--- Exercise input ---

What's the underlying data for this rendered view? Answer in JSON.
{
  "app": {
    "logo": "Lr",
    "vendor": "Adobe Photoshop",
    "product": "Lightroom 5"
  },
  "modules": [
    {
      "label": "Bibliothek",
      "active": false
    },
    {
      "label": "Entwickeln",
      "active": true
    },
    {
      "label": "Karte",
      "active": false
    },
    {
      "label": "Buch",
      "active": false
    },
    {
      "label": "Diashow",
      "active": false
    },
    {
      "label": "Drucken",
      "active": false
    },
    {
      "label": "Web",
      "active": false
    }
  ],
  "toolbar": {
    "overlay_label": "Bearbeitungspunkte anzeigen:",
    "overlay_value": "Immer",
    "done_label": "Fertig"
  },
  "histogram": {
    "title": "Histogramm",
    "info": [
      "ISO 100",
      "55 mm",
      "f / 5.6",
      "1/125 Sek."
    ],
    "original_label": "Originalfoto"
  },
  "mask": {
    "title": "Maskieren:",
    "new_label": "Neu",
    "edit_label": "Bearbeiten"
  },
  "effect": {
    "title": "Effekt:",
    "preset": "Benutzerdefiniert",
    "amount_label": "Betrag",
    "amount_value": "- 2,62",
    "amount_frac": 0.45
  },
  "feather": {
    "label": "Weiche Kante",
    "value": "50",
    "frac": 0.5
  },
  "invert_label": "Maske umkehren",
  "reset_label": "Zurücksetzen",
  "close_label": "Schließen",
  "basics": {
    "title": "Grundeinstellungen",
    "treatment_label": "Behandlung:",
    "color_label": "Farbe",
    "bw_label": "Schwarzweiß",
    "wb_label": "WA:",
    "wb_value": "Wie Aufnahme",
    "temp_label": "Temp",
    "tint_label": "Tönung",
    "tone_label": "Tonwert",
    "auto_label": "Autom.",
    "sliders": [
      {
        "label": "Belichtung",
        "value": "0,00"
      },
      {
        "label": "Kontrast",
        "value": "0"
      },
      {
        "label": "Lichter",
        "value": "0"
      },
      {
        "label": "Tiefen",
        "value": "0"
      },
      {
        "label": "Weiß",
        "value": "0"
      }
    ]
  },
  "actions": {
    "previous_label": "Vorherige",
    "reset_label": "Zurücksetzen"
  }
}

---
--- Exercise input ---

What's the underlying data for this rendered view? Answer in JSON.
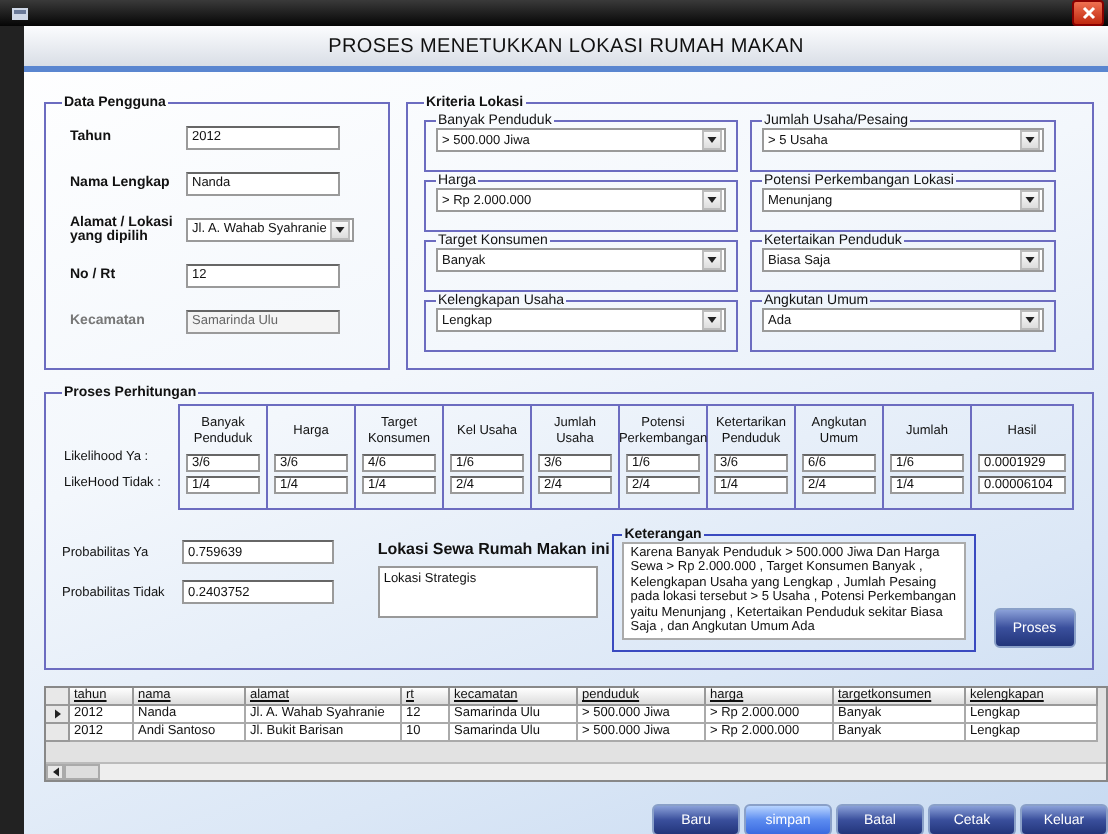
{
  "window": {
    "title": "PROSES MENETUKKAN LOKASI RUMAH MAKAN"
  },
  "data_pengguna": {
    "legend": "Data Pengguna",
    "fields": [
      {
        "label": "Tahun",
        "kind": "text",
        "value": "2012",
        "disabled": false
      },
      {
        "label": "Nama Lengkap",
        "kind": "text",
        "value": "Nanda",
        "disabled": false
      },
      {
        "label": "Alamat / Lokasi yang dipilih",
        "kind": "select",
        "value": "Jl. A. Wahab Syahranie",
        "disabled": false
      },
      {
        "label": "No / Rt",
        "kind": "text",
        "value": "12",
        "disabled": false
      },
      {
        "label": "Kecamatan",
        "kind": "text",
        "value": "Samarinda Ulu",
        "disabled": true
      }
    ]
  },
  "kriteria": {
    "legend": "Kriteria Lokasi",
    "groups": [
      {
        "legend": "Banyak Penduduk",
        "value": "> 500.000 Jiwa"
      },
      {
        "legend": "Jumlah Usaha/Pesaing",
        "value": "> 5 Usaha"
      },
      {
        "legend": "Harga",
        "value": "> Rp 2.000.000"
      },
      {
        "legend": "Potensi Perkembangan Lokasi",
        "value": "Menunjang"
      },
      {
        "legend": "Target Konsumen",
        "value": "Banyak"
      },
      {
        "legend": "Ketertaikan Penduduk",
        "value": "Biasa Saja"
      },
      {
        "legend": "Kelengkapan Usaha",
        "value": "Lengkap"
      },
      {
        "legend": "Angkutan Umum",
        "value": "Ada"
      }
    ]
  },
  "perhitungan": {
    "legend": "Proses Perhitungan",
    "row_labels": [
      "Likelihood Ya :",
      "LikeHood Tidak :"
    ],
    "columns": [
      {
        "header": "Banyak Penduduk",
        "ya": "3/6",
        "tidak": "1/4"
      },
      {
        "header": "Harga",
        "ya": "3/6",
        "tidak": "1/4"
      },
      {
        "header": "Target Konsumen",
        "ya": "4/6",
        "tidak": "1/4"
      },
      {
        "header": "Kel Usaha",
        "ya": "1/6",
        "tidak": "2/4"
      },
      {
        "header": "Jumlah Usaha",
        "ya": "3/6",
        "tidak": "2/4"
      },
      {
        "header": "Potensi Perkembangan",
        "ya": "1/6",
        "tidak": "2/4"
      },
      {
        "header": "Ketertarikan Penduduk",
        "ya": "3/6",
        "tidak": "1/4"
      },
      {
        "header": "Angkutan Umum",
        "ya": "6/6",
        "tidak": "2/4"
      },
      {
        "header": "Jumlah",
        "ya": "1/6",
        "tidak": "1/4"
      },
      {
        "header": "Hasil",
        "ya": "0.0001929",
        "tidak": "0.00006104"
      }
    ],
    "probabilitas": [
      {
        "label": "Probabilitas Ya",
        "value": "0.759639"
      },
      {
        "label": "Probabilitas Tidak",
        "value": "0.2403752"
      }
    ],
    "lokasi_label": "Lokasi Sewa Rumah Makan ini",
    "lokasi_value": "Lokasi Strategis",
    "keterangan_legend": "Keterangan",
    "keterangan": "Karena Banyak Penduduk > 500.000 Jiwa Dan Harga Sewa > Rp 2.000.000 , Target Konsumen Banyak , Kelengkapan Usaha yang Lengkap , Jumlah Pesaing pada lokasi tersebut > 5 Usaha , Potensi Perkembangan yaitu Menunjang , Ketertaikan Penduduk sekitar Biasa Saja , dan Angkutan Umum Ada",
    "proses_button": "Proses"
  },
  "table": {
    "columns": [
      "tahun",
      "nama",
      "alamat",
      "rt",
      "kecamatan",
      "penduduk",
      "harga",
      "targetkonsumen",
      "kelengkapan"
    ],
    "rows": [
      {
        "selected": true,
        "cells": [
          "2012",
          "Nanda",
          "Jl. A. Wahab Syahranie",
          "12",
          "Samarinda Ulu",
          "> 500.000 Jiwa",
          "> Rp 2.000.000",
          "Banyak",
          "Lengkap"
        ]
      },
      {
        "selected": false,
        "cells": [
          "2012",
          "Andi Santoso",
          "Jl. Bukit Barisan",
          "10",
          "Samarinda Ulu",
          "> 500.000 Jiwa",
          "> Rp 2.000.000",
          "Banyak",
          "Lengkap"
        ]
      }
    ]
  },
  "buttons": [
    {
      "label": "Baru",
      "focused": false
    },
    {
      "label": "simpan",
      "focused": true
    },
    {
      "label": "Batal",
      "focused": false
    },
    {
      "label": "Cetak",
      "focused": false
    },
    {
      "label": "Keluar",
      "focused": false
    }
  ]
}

---

**Challenge**
Check every line for "true" and show the ones that have it.

**Problem solution**
      "active": true
        "disabled": true
        "selected": true,
      "focused": true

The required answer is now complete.